Figure record extracts
------------------------------------------------------------
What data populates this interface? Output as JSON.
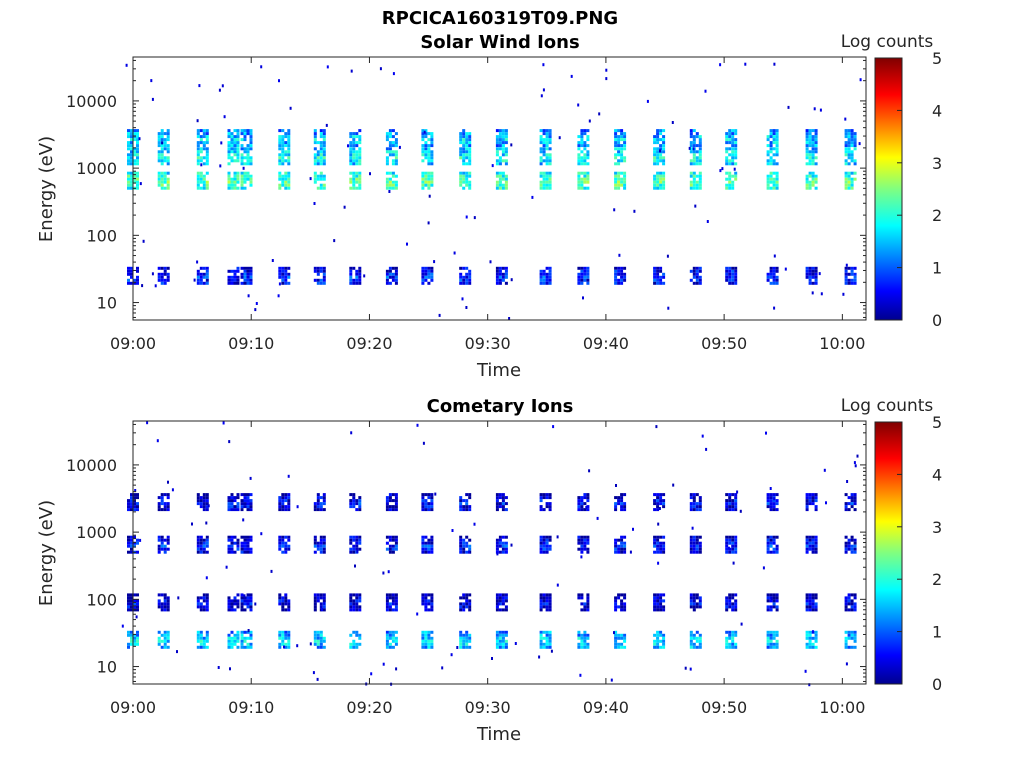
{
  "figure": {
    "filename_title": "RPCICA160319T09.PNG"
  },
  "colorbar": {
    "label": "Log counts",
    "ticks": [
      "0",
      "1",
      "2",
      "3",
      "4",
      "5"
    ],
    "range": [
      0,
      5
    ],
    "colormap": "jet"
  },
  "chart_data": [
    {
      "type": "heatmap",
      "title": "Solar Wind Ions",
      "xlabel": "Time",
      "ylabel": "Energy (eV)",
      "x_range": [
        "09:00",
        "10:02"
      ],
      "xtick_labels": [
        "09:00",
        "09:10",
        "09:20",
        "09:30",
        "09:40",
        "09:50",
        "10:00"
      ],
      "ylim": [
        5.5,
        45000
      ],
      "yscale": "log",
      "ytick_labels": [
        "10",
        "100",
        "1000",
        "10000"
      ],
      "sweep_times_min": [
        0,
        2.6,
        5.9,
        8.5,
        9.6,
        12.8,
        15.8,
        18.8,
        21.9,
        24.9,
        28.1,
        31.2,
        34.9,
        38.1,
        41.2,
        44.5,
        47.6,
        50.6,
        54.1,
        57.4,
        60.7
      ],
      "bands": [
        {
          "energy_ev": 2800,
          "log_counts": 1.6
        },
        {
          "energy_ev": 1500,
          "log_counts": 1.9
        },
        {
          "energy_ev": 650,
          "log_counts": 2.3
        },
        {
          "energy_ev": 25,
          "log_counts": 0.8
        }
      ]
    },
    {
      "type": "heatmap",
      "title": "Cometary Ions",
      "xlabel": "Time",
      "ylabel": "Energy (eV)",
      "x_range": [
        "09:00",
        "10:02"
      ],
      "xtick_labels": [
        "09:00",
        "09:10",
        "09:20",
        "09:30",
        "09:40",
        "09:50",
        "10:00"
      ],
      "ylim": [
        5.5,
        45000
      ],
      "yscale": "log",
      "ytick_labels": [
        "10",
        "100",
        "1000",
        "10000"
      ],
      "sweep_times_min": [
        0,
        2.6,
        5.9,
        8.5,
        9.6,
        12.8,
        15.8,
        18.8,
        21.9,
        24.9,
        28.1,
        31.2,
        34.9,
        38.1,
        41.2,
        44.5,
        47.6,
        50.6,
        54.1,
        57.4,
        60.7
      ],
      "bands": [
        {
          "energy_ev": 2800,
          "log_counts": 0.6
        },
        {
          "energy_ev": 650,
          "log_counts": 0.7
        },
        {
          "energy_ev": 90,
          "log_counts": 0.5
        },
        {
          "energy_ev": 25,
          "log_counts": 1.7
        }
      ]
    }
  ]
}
------------------------------------------------------------
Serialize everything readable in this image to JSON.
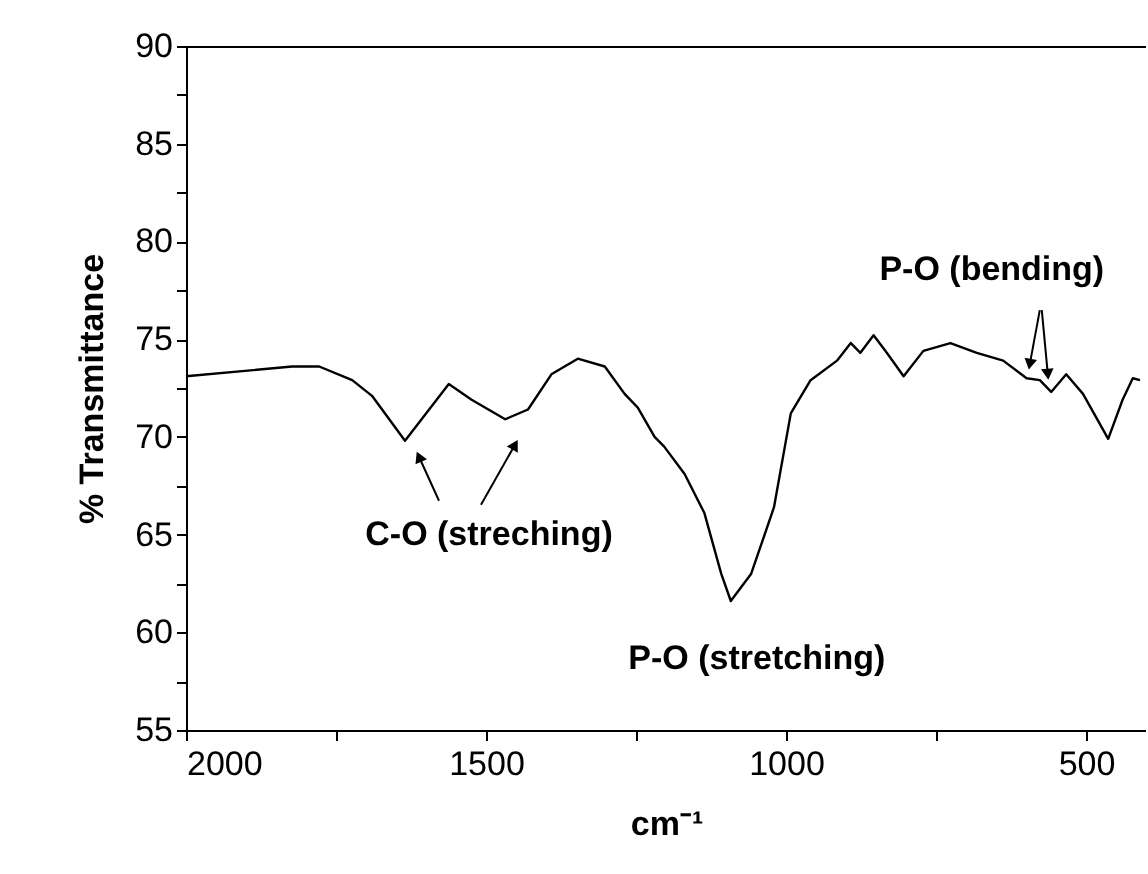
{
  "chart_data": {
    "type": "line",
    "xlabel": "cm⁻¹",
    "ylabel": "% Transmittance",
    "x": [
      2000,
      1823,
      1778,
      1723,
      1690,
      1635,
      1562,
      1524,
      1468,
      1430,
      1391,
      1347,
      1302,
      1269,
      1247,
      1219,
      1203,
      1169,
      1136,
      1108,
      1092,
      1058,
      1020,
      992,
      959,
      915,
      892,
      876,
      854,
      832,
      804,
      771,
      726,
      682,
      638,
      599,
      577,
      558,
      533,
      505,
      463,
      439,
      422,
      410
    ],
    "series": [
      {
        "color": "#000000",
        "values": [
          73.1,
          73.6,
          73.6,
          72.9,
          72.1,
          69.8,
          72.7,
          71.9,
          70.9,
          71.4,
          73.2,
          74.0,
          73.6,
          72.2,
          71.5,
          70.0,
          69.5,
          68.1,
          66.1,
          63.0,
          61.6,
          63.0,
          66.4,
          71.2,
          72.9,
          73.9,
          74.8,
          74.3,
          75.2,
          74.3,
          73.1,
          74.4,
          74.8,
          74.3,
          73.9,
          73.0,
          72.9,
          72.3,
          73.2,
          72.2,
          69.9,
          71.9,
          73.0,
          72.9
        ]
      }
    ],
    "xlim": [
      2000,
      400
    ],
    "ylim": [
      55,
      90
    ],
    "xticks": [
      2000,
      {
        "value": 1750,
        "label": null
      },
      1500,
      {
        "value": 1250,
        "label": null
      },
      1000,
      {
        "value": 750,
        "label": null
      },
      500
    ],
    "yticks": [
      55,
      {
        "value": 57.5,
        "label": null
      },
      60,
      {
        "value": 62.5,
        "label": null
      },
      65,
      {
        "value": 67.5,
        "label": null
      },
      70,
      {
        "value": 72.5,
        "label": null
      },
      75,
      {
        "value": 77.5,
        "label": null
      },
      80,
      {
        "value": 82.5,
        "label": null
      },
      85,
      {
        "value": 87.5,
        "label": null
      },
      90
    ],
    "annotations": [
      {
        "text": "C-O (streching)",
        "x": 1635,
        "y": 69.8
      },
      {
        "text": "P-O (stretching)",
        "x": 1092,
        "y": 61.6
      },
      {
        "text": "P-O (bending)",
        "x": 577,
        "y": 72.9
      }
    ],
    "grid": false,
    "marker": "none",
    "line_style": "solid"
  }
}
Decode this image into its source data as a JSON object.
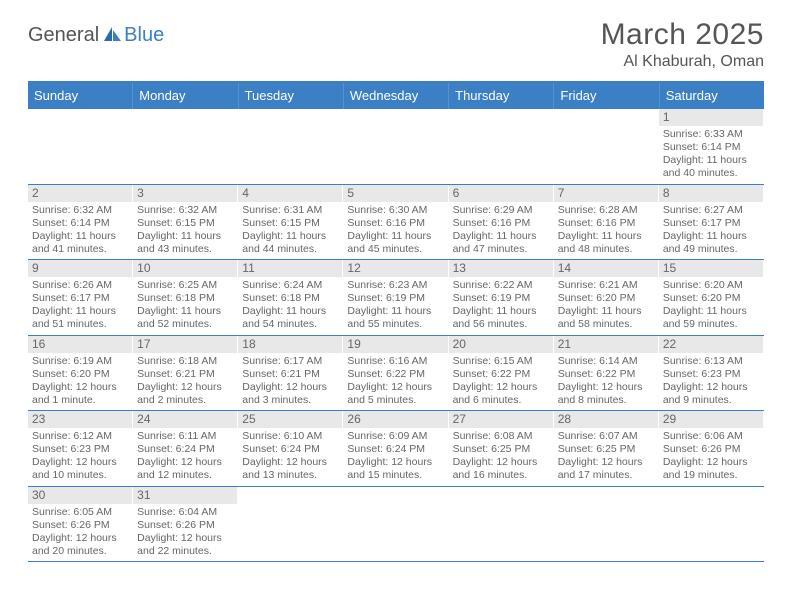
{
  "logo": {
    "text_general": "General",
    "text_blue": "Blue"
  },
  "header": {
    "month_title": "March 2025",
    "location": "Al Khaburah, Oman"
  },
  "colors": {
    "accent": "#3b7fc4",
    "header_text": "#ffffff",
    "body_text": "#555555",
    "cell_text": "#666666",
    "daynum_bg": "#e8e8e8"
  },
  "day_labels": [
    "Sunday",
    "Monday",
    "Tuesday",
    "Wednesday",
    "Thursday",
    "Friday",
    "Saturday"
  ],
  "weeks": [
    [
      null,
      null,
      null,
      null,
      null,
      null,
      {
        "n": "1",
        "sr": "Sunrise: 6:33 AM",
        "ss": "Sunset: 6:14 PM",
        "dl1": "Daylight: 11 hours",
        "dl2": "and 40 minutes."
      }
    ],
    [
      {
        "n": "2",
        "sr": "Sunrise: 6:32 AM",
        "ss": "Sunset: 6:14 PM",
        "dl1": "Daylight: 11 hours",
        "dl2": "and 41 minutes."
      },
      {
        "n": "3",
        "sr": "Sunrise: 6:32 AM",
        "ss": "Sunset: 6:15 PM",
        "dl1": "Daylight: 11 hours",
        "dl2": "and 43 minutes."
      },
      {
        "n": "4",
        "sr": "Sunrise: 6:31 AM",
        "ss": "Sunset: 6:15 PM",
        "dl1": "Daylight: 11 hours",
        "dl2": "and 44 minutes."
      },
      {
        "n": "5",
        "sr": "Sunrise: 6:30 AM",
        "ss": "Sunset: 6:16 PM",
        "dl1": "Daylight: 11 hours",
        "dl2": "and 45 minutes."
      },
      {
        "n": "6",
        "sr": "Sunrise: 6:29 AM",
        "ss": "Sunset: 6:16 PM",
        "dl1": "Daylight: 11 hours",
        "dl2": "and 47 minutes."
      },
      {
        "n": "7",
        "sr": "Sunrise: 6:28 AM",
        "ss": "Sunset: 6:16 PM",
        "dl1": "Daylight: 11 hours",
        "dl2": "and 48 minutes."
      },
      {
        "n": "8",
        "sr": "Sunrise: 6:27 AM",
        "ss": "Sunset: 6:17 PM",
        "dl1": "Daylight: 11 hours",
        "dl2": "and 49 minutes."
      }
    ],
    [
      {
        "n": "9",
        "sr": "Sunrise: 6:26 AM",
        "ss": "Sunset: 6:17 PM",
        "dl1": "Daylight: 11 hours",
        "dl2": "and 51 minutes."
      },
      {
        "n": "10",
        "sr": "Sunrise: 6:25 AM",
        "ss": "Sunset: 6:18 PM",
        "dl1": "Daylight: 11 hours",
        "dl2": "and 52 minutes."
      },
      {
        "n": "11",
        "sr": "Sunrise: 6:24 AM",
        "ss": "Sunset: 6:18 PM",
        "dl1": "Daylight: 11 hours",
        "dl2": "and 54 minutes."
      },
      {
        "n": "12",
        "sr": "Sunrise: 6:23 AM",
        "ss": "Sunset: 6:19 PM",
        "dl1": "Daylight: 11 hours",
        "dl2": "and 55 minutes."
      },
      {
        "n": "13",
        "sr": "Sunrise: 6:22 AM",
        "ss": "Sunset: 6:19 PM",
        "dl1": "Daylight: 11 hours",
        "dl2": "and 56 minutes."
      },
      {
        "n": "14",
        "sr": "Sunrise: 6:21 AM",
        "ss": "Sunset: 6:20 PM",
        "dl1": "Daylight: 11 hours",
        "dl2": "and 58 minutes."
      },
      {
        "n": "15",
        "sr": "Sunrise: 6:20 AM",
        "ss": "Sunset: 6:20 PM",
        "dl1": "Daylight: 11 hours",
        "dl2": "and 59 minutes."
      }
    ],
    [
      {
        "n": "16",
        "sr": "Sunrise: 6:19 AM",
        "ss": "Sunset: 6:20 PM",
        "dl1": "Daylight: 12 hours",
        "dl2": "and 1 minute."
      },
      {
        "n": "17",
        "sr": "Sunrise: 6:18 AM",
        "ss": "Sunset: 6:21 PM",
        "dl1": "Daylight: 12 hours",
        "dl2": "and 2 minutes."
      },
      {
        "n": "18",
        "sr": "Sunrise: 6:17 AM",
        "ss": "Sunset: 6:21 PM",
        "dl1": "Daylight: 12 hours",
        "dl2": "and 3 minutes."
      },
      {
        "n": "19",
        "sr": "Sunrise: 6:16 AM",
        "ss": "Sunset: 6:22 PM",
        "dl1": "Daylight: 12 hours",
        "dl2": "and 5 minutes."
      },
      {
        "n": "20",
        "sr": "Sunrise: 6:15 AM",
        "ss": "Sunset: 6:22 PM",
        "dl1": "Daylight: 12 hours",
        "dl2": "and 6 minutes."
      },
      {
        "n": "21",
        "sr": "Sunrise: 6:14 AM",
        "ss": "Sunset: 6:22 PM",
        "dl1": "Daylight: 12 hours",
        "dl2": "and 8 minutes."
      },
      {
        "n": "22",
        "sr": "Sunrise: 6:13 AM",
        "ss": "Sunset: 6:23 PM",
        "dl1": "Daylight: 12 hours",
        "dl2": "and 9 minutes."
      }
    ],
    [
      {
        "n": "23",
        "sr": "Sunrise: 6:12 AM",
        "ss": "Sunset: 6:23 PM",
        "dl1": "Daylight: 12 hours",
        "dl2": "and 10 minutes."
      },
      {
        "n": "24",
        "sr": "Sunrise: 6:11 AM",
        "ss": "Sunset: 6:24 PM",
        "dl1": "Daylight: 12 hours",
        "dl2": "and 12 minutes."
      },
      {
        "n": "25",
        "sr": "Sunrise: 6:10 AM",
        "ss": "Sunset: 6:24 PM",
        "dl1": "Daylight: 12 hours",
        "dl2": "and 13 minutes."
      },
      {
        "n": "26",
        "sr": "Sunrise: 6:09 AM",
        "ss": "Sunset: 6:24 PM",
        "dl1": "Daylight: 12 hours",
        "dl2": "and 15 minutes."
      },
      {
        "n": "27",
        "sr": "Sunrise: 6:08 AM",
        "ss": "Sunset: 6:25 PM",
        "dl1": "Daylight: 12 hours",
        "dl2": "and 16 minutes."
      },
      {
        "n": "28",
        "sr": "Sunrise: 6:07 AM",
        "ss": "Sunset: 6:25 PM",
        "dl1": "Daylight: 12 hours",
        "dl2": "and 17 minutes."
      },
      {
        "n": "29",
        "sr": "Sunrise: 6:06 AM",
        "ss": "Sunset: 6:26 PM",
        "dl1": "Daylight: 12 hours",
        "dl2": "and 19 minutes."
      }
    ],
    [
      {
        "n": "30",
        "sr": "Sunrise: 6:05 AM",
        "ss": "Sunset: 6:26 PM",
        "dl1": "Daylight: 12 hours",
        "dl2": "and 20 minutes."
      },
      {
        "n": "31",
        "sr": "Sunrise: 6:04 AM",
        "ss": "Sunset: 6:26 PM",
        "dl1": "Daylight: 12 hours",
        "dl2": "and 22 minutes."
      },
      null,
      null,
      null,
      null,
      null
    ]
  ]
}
------------------------------------------------------------
• Instruction
Gather, from the listing above, every line carrying the word "image".

• Exercise result
Serialize everything readable in this image to JSON.
Decode this image into its source data as a JSON object.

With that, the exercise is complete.